### Work instructions
In the entries below, find every line with "Anziehen" and copy it.

### Provided records
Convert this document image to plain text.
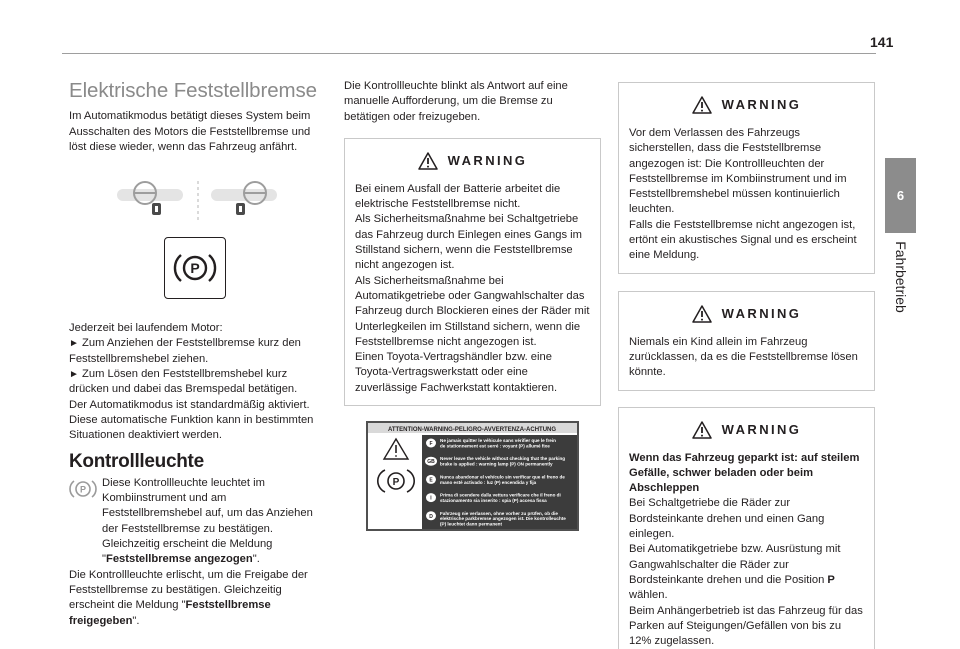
141
6
Fahrbetrieb
Elektrische Feststellbremse

Im Automatikmodus betätigt dieses System beim Ausschalten des Motors die Feststellbremse und löst diese wieder, wenn das Fahrzeug anfährt.

P

Jederzeit bei laufendem Motor:

► Zum Anziehen der Feststellbremse kurz den Feststellbremshebel ziehen.

► Zum Lösen den Feststellbremshebel kurz drücken und dabei das Bremspedal betätigen.

Der Automatikmodus ist standardmäßig aktiviert.

Diese automatische Funktion kann in bestimmten Situationen deaktiviert werden.

Kontrollleuchte
P
Diese Kontrollleuchte leuchtet im Kombiinstrument und am Feststellbremshebel auf, um das Anziehen der Feststellbremse zu bestätigen. Gleichzeitig erscheint die Meldung "Feststellbremse angezogen".

Die Kontrollleuchte erlischt, um die Freigabe der Feststellbremse zu bestätigen. Gleichzeitig erscheint die Meldung "Feststellbremse freigegeben".

Die Kontrollleuchte blinkt als Antwort auf eine manuelle Aufforderung, um die Bremse zu betätigen oder freizugeben.

WARNING

Bei einem Ausfall der Batterie arbeitet die elektrische Feststellbremse nicht.

Als Sicherheitsmaßnahme bei Schaltgetriebe das Fahrzeug durch Einlegen eines Gangs im Stillstand sichern, wenn die Feststellbremse nicht angezogen ist.

Als Sicherheitsmaßnahme bei Automatikgetriebe oder Gangwahlschalter das Fahrzeug durch Blockieren eines der Räder mit Unterlegkeilen im Stillstand sichern, wenn die Feststellbremse nicht angezogen ist.

Einen Toyota-Vertragshändler bzw. eine Toyota-Vertragswerkstatt oder eine zuverlässige Fachwerkstatt kontaktieren.

ATTENTION-WARNING-PELIGRO-AVVERTENZA-ACHTUNG
P
F
Ne jamais quitter le véhicule sans vérifier que le frein de stationnement est serré : voyant (P) allumé fixe
GB
Never leave the vehicle without checking that the parking brake is applied : warning lamp (P) ON permanently
E
Nunca abandonar el vehículo sin verificar que el freno de mano esté activado : luz (P) encendida y fija
I
Prima di scendere dalla vettura verificare che il freno di stazionamento sia inserito : spia (P) accesa fissa
D
Fahrzeug nie verlassen, ohne vorher zu prüfen, ob die elektrische parkbremse angezogen ist. Die kontrolleuchte (P) leuchtet dann permanent
WARNING

Vor dem Verlassen des Fahrzeugs sicherstellen, dass die Feststellbremse angezogen ist: Die Kontrollleuchten der Feststellbremse im Kombiinstrument und im Feststellbremshebel müssen kontinuierlich leuchten.

Falls die Feststellbremse nicht angezogen ist, ertönt ein akustisches Signal und es erscheint eine Meldung.

WARNING

Niemals ein Kind allein im Fahrzeug zurücklassen, da es die Feststellbremse lösen könnte.

WARNING

Wenn das Fahrzeug geparkt ist: auf steilem Gefälle, schwer beladen oder beim Abschleppen

Bei Schaltgetriebe die Räder zur Bordsteinkante drehen und einen Gang einlegen.

Bei Automatikgetriebe bzw. Ausrüstung mit Gangwahlschalter die Räder zur Bordsteinkante drehen und die Position P wählen.

Beim Anhängerbetrieb ist das Fahrzeug für das Parken auf Steigungen/Gefällen von bis zu 12% zugelassen.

### Reply
► Zum Anziehen der Feststellbremse kurz den Feststellbremshebel ziehen.
Diese Kontrollleuchte leuchtet im Kombiinstrument und am Feststellbremshebel auf, um das Anziehen der Feststellbremse zu bestätigen. Gleichzeitig erscheint die Meldung "Feststellbremse angezogen".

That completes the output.